EXERCISE DETAILS
Copy out the entries below in full and exactly.

-- START RECORDS FOR PROCESSING --

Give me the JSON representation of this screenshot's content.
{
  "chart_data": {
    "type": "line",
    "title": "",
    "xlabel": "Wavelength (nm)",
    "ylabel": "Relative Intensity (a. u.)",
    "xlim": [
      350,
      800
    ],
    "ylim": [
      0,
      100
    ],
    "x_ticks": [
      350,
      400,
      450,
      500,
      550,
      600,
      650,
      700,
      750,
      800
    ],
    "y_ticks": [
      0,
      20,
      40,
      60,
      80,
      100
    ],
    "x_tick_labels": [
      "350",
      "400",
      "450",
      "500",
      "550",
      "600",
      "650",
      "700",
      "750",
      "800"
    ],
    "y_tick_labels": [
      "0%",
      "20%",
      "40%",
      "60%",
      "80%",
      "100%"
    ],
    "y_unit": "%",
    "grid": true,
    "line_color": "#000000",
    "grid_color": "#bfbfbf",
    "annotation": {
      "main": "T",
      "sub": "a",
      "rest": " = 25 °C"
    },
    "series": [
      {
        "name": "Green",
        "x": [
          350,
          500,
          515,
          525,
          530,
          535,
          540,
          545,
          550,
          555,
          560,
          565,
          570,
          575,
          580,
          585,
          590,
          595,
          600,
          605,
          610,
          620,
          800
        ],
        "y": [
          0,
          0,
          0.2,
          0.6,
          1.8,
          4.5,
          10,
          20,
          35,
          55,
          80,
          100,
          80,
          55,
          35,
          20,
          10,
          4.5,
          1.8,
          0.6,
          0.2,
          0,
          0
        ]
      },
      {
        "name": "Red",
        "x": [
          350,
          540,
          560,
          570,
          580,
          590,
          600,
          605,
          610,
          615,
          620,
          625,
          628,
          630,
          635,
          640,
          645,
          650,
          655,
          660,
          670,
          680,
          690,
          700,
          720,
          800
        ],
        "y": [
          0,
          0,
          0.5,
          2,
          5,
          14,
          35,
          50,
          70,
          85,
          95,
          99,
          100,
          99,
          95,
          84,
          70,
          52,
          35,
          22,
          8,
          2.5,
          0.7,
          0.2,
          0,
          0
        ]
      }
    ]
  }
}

-- END RECORDS FOR PROCESSING --

ANSWER TO THIS TASK
Give me the JSON representation of this screenshot's content.
{
  "chart_data": {
    "type": "line",
    "title": "",
    "xlabel": "Wavelength (nm)",
    "ylabel": "Relative Intensity (a. u.)",
    "xlim": [
      350,
      800
    ],
    "ylim": [
      0,
      100
    ],
    "x_ticks": [
      350,
      400,
      450,
      500,
      550,
      600,
      650,
      700,
      750,
      800
    ],
    "y_ticks": [
      0,
      20,
      40,
      60,
      80,
      100
    ],
    "x_tick_labels": [
      "350",
      "400",
      "450",
      "500",
      "550",
      "600",
      "650",
      "700",
      "750",
      "800"
    ],
    "y_tick_labels": [
      "0%",
      "20%",
      "40%",
      "60%",
      "80%",
      "100%"
    ],
    "y_unit": "%",
    "grid": true,
    "line_color": "#000000",
    "grid_color": "#bfbfbf",
    "annotation": {
      "main": "T",
      "sub": "a",
      "rest": " = 25 °C"
    },
    "series": [
      {
        "name": "Green",
        "x": [
          350,
          500,
          515,
          525,
          530,
          535,
          540,
          545,
          550,
          555,
          560,
          565,
          570,
          575,
          580,
          585,
          590,
          595,
          600,
          605,
          610,
          620,
          800
        ],
        "y": [
          0,
          0,
          0.2,
          0.6,
          1.8,
          4.5,
          10,
          20,
          35,
          55,
          80,
          100,
          80,
          55,
          35,
          20,
          10,
          4.5,
          1.8,
          0.6,
          0.2,
          0,
          0
        ]
      },
      {
        "name": "Red",
        "x": [
          350,
          540,
          560,
          570,
          580,
          590,
          600,
          605,
          610,
          615,
          620,
          625,
          628,
          630,
          635,
          640,
          645,
          650,
          655,
          660,
          670,
          680,
          690,
          700,
          720,
          800
        ],
        "y": [
          0,
          0,
          0.5,
          2,
          5,
          14,
          35,
          50,
          70,
          85,
          95,
          99,
          100,
          99,
          95,
          84,
          70,
          52,
          35,
          22,
          8,
          2.5,
          0.7,
          0.2,
          0,
          0
        ]
      }
    ]
  }
}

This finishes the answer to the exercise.